Request:
Please give the data below again in full, exactly as it stands.

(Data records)
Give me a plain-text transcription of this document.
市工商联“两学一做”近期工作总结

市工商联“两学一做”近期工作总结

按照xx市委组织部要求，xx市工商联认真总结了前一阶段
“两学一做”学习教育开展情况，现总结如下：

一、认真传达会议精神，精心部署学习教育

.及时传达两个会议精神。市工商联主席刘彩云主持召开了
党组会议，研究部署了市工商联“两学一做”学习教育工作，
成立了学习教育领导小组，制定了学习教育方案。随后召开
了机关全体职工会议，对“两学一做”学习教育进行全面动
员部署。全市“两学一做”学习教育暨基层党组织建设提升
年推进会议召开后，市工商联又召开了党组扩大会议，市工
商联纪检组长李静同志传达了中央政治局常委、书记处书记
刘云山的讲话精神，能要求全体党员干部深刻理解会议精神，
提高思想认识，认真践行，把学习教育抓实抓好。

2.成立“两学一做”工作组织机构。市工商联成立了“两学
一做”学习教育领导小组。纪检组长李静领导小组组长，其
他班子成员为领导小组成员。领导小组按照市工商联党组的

Response to this exercise:
Give me a plain-text transcription of this document.
市工商联“两学一做”近期工作总结

市工商联“两学一做”近期工作总结

按照xx市委组织部要求，xx市工商联认真总结了前一阶段
“两学一做”学习教育开展情况，现总结如下：

一、认真传达会议精神，精心部署学习教育

.及时传达两个会议精神。市工商联主席刘彩云主持召开了
党组会议，研究部署了市工商联“两学一做”学习教育工作，
成立了学习教育领导小组，制定了学习教育方案。随后召开
了机关全体职工会议，对“两学一做”学习教育进行全面动
员部署。全市“两学一做”学习教育暨基层党组织建设提升
年推进会议召开后，市工商联又召开了党组扩大会议，市工
商联纪检组长李静同志传达了中央政治局常委、书记处书记
刘云山的讲话精神，能要求全体党员干部深刻理解会议精神，
提高思想认识，认真践行，把学习教育抓实抓好。

2.成立“两学一做”工作组织机构。市工商联成立了“两学
一做”学习教育领导小组。纪检组长李静领导小组组长，其
他班子成员为领导小组成员。领导小组按照市工商联党组的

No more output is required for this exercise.